Stored dataset items:
┌────────

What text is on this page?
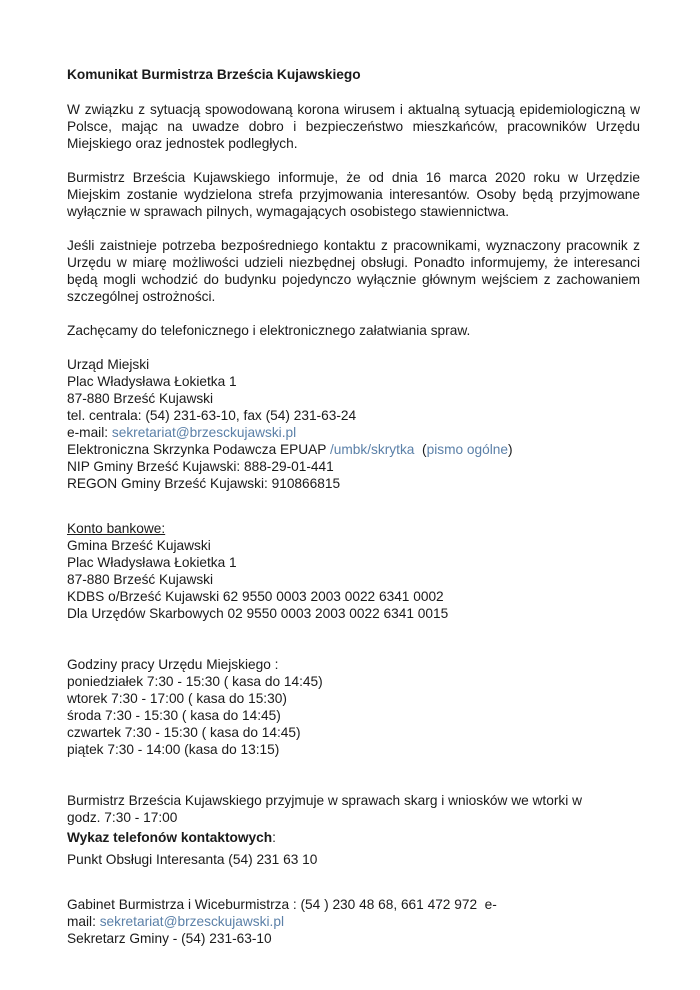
Komunikat Burmistrza Brześcia Kujawskiego
W związku z sytuacją spowodowaną korona wirusem i aktualną sytuacją epidemiologiczną w Polsce, mając na uwadze dobro i bezpieczeństwo mieszkańców, pracowników Urzędu Miejskiego oraz jednostek podległych.
Burmistrz Brześcia Kujawskiego informuje, że od dnia 16 marca 2020 roku w Urzędzie Miejskim zostanie wydzielona strefa przyjmowania interesantów. Osoby będą przyjmowane wyłącznie w sprawach pilnych, wymagających osobistego stawiennictwa.
Jeśli zaistnieje potrzeba bezpośredniego kontaktu z pracownikami, wyznaczony pracownik z Urzędu w miarę możliwości udzieli niezbędnej obsługi. Ponadto informujemy, że interesanci będą mogli wchodzić do budynku pojedynczo wyłącznie głównym wejściem z zachowaniem szczególnej ostrożności.
Zachęcamy do telefonicznego i elektronicznego załatwiania spraw.
Urząd Miejski
Plac Władysława Łokietka 1
87-880 Brześć Kujawski
tel. centrala: (54) 231-63-10, fax (54) 231-63-24
e-mail: sekretariat@brzesckujawski.pl
Elektroniczna Skrzynka Podawcza EPUAP /umbk/skrytka  (pismo ogólne)
NIP Gminy Brześć Kujawski: 888-29-01-441
REGON Gminy Brześć Kujawski: 910866815
Konto bankowe:
Gmina Brześć Kujawski
Plac Władysława Łokietka 1
87-880 Brześć Kujawski
KDBS o/Brześć Kujawski 62 9550 0003 2003 0022 6341 0002
Dla Urzędów Skarbowych 02 9550 0003 2003 0022 6341 0015
Godziny pracy Urzędu Miejskiego :
poniedziałek 7:30 - 15:30 ( kasa do 14:45)
wtorek 7:30 - 17:00 ( kasa do 15:30)
środa 7:30 - 15:30 ( kasa do 14:45)
czwartek 7:30 - 15:30 ( kasa do 14:45)
piątek 7:30 - 14:00 (kasa do 13:15)
Burmistrz Brześcia Kujawskiego przyjmuje w sprawach skarg i wniosków we wtorki w
godz. 7:30 - 17:00
Wykaz telefonów kontaktowych:
Punkt Obsługi Interesanta (54) 231 63 10
Gabinet Burmistrza i Wiceburmistrza : (54 ) 230 48 68, 661 472 972  e-
mail: sekretariat@brzesckujawski.pl
Sekretarz Gminy - (54) 231-63-10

└────────

• _TASK DIRECTIONS_
Restate the full listing verbatim and drop every picture.

• _THE SOLUTION_
What text is on this page?
Komunikat Burmistrza Brześcia Kujawskiego
W związku z sytuacją spowodowaną korona wirusem i aktualną sytuacją epidemiologiczną w Polsce, mając na uwadze dobro i bezpieczeństwo mieszkańców, pracowników Urzędu Miejskiego oraz jednostek podległych.
Burmistrz Brześcia Kujawskiego informuje, że od dnia 16 marca 2020 roku w Urzędzie Miejskim zostanie wydzielona strefa przyjmowania interesantów. Osoby będą przyjmowane wyłącznie w sprawach pilnych, wymagających osobistego stawiennictwa.
Jeśli zaistnieje potrzeba bezpośredniego kontaktu z pracownikami, wyznaczony pracownik z Urzędu w miarę możliwości udzieli niezbędnej obsługi. Ponadto informujemy, że interesanci będą mogli wchodzić do budynku pojedynczo wyłącznie głównym wejściem z zachowaniem szczególnej ostrożności.
Zachęcamy do telefonicznego i elektronicznego załatwiania spraw.
Urząd Miejski
Plac Władysława Łokietka 1
87-880 Brześć Kujawski
tel. centrala: (54) 231-63-10, fax (54) 231-63-24
e-mail: sekretariat@brzesckujawski.pl
Elektroniczna Skrzynka Podawcza EPUAP /umbk/skrytka  (pismo ogólne)
NIP Gminy Brześć Kujawski: 888-29-01-441
REGON Gminy Brześć Kujawski: 910866815
Konto bankowe:
Gmina Brześć Kujawski
Plac Władysława Łokietka 1
87-880 Brześć Kujawski
KDBS o/Brześć Kujawski 62 9550 0003 2003 0022 6341 0002
Dla Urzędów Skarbowych 02 9550 0003 2003 0022 6341 0015
Godziny pracy Urzędu Miejskiego :
poniedziałek 7:30 - 15:30 ( kasa do 14:45)
wtorek 7:30 - 17:00 ( kasa do 15:30)
środa 7:30 - 15:30 ( kasa do 14:45)
czwartek 7:30 - 15:30 ( kasa do 14:45)
piątek 7:30 - 14:00 (kasa do 13:15)
Burmistrz Brześcia Kujawskiego przyjmuje w sprawach skarg i wniosków we wtorki w
godz. 7:30 - 17:00
Wykaz telefonów kontaktowych:
Punkt Obsługi Interesanta (54) 231 63 10
Gabinet Burmistrza i Wiceburmistrza : (54 ) 230 48 68, 661 472 972  e-
mail: sekretariat@brzesckujawski.pl
Sekretarz Gminy - (54) 231-63-10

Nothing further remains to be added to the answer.